-------- Supplied entries

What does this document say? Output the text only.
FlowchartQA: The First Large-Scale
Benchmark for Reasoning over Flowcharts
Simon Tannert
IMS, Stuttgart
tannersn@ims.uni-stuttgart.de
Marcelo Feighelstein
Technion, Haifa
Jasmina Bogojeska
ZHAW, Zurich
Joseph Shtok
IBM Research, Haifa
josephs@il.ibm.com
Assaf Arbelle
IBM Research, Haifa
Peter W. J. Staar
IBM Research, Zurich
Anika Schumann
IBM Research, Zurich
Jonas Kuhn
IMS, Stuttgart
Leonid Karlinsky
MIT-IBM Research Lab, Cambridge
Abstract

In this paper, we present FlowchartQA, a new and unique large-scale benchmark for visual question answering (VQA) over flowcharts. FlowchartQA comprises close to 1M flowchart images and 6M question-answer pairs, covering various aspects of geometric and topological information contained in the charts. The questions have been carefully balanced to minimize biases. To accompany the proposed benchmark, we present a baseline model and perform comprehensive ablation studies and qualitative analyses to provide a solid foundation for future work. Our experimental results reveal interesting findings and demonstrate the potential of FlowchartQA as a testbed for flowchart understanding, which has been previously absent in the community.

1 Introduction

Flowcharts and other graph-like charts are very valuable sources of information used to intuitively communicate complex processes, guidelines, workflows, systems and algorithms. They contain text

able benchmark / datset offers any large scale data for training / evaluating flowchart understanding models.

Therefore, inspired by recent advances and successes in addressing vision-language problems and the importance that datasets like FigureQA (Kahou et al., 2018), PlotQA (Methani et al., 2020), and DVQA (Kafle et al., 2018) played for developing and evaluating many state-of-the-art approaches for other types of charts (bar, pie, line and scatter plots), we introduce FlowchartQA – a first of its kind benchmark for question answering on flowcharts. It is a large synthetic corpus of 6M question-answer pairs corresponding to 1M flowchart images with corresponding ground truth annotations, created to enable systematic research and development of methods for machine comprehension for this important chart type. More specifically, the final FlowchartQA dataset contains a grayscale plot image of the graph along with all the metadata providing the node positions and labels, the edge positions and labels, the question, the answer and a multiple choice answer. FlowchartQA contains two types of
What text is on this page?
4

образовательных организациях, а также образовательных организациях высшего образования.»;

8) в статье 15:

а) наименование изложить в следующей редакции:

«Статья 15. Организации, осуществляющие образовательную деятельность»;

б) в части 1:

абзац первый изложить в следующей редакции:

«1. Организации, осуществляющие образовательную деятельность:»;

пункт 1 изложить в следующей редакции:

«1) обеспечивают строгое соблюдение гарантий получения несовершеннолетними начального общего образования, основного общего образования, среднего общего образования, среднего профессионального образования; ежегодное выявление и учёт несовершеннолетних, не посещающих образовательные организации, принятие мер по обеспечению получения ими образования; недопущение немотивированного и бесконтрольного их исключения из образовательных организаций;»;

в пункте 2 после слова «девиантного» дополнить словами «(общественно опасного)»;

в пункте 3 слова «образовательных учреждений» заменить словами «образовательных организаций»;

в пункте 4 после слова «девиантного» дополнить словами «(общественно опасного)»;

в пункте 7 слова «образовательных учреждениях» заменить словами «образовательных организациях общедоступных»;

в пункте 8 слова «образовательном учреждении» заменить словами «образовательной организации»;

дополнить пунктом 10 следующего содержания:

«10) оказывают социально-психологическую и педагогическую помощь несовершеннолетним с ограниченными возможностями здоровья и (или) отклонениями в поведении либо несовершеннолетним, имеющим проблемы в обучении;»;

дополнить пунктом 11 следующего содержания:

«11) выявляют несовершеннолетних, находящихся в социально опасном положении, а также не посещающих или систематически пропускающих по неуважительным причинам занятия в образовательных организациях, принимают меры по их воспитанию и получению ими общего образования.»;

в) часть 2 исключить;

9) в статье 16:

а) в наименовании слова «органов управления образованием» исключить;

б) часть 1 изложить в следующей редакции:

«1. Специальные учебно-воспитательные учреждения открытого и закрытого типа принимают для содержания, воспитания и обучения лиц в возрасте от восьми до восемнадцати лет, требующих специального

----------------

• _Task_
Copy out every line of the material above that mentions the word "like".

• _Task result_
Flowcharts and other graph-like charts are very valuable sources of information used to intuitively communicate complex processes, guidelines, workflows, systems and algorithms. They contain text
Therefore, inspired by recent advances and successes in addressing vision-language problems and the importance that datasets like FigureQA (Kahou et al., 2018), PlotQA (Methani et al., 2020), and DVQA (Kafle et al., 2018) played for developing and evaluating many state-of-the-art approaches for other types of charts (bar, pie, line and scatter plots), we introduce FlowchartQA – a first of its kind benchmark for question answering on flowcharts. It is a large synthetic corpus of 6M question-answer pairs corresponding to 1M flowchart images with corresponding ground truth annotations, created to enable systematic research and development of methods for machine comprehension for this important chart type. More specifically, the final FlowchartQA dataset contains a grayscale plot image of the graph along with all the metadata providing the node positions and labels, the edge positions and labels, the question, the answer and a multiple choice answer. FlowchartQA contains two types of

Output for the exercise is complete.